**DOCUMENT EXTRACT:**
TNF blockade rescues SP development in IKKΔT^CD4 mice. (A and B) Ikk1^fx/fx Ikk2^fx/fx R26^REYFP CD4^Cre (IKKΔT^CD4) mice (8–16 wk old) were treated with anti-TNF mAb i.p. (1 mg/inject; n = 16) or PBS as control (n = 17). After 7 d, thymus and lymph node cells were analyzed by FACS. (A) Density plots are of TCR versus HSA expression by CD4SP (top row) and CD8 SP (bottom row) from IKKΔT^CD4 mice treated with anti-TNF or PBS as compared with untreated Cre -ve littermate controls (Cre^–, n = 17). Bar charts show total cell recoveries of HSA^hi and HSA^lo cells among CD4SP (top row) and CD8SP (bottom row). (B) Density plots are of CD44 versus CD25 by CD4⁺TCR^hi T cells (top row) and CD44 versus TCR by CD8⁺ cells from lymph nodes of the same treatment groups described in A. Bar charts show cell numbers of naive CD4 (top chart) and naive CD8 (bottom chart) T cells from mice. (C) Density plots are of CD4 versus CD8 by total live thymocytes (top row), and TCR versus HSA by CD4SP (middle row) and CD8SP thymocytes (bottom row) from IKKΔT^CD4 mice, Cre -ve littermate controls (Cre^–), Tnfrsf1a^−/− IKKΔT^CD4 mice (n = 16), and Cre -ve littermate controls (Tnfrsf1a^−/− Cre^–, n = 13). (D) Bar charts show cell numbers of the indicated SP subset recovered from IKKΔT^CD4 mice treated with anti-TNF (αTNF) or PBS as described in A, untreated Cre -ve littermates (Cre^–), or Tnfrsf1a^−/− IKKΔT^CD4 mice and Cre -ve littermate controls (Tnfrsf1a^−/− Cre^–). (E) Bar charts show total numbers of naive CD44^lo CD25^– CD4⁺ TCR^hi T cells and naive CD44^lo CD8⁺ TCR^hi T cells from lymph nodes of Ikk1^fx/fx Ikk2^fx/fx R26^REYFP CD4^Cre (IKKΔT^CD4, n = 17) mice, Cre -ve littermates (Cre^–, n = 17), Tnfrsf1a^−/− IKKΔT^CD4 mice (n = 16), and Cre -ve littermate (Cre– Tnfrsf1a^−/−, n = 13) as control. Histograms are of IL-7Rα by gated naive CD44^lo CD25^– CD4⁺ TCR^hi T cells (top) and naive CD44^lo CD8⁺ TCR^hi T cells (bottom) from WT (black broken lines), Tnfrsf1a^−/− IKKΔT^CD4 mice (red solid lines) and Cre -ve Tnfrsf1a^−/− littermates (solid line). Gray fills are IL-7Rα expression by DP thymocytes from WT mice as negative control. FACS data are representative of four or more independent experiments, and bar charts are pooled from four or more independent experiments. ****, P < 0.0001.

**Dataset excerpts:**
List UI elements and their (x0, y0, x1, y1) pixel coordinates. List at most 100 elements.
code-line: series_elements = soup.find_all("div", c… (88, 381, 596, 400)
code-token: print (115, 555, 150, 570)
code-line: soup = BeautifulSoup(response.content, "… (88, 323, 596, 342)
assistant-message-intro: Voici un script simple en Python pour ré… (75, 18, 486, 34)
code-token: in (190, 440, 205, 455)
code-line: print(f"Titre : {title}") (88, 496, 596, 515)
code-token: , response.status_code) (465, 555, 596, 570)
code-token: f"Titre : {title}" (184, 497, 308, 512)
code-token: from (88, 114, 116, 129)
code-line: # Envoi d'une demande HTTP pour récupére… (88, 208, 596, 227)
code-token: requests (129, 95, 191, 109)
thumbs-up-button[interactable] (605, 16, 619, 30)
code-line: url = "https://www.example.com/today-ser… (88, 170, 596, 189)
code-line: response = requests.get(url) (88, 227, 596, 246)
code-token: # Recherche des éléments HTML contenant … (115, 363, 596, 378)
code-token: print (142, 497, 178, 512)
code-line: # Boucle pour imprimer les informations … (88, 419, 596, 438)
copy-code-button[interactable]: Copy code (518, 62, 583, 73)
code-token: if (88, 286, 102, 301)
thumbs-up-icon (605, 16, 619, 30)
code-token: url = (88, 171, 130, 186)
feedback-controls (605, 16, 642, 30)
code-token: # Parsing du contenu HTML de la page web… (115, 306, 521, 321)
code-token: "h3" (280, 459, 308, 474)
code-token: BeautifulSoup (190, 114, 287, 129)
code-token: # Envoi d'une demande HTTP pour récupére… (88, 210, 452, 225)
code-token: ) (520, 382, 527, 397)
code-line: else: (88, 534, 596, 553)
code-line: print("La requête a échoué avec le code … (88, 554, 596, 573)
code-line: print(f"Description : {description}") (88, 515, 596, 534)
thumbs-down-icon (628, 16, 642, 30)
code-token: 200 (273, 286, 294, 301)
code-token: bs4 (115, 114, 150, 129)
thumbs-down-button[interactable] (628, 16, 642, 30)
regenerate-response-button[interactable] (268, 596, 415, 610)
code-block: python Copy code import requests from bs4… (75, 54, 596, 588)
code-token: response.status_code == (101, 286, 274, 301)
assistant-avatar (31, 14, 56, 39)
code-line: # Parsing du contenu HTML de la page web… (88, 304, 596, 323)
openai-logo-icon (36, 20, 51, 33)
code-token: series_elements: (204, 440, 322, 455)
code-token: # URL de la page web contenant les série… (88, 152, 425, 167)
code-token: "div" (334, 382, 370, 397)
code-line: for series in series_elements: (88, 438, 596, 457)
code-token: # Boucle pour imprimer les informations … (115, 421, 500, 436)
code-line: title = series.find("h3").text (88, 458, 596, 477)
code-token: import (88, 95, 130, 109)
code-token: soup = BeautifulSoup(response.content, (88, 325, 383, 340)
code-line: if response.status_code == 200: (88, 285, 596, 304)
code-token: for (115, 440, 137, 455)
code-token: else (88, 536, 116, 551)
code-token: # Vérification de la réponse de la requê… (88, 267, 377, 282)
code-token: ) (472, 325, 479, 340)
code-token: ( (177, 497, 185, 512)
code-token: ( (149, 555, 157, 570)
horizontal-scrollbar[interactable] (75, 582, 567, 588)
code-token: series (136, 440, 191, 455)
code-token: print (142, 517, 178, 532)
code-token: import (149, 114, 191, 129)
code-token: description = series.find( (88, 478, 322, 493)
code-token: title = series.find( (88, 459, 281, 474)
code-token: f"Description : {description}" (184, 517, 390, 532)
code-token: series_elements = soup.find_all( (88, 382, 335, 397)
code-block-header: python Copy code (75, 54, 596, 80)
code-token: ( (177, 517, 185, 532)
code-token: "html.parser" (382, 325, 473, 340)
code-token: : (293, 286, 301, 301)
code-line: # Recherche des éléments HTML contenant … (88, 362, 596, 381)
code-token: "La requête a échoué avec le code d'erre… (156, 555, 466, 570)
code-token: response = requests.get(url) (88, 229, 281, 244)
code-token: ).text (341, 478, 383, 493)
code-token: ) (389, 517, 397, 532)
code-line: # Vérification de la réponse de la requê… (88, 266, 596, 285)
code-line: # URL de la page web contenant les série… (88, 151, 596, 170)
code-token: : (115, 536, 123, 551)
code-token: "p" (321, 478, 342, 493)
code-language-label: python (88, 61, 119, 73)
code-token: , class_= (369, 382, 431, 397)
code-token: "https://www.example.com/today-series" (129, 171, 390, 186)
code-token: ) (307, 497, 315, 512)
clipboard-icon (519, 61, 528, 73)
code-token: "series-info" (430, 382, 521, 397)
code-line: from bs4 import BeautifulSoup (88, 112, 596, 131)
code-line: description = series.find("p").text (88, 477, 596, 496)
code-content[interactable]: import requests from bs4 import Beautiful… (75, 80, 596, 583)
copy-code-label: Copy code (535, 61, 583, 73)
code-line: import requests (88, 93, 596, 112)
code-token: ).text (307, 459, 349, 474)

**INSTRUCTIONS:**
(A) Translate this sentence from the figure legend on TNF blockade in IKKΔT^CD4 mice into French: "After 7 d, thymus and lymph node cells were analyzed by FACS."
(B) According to the figure legend on TNF blockade, what do the gray fills in the histograms represent?
(C) Write the next part of the figure legend on TNF blockade in IKKΔT^CD4 mice, starting after its last sentence.

**RESPONSE LIST:**
(A) Après 7 j, les cellules du thymus et des ganglions lymphatiques ont été analysées par FACS.

(B) IL-7Rα expression by DP thymocytes from WT mice, used as a negative control.

(C)
Figure 4.

TNF blockade rescues the developmental block in pLck IκB-PEST mice. pLck IκB-PEST mice were treated with anti-TNF (n = 8; 1 mg, days 0, 2, and 4) or PBS (n = 8) injection as control. At day 7, thymi were analyzed by FACS. Density plots are of CD4 versus CD8 by total live (top row) and HSA versus TCR by CD8SP gated thymocytes from pLck IκB-PEST mice treated with either anti-TNF (αTNF) or PBS as control. Transgene -ve (WT, n = 4) littermates were also analyzed as control. Bar charts show total cell numbers of the indicated thymocyte subset recovered from the indicated treatment groups. Data are pooled from two independent experiments. **, P < 0.01.

Figure 5.

cIAP1 and cIAP2 expression is induced by TNF in vitro and is NF-κB dependent in vivo. (A) TCR^hi CD8SP thymocytes from F5 Rag1^−/− donors were sort purified and stimulated with TNF (n = 4) or PBS (n = 4) as control. mRNA was isolated from cultured and uncultured cells (0 h, n = 3) and gene expression determined by RNAseq analysis. Bar charts show mRNA expression level (normalized reads per kb exons per million reads, nRPKM) of the indicated genes. Names in brackets indicate protein name associated with gene. (B) TCR^hi CD8SP thymocytes were sorted from WT (n = 3) and Tnfrsf1a^−/− IKKΔT^CD4 mice (n = 4). mRNA was purified and gene expression was determined by RNAseq analysis. Bar charts show mRNA expression level (nRPKM) of the indicated genes. Individual RNAseq libraries were generated from independent cell preparation and treatments. *, P < 0.05.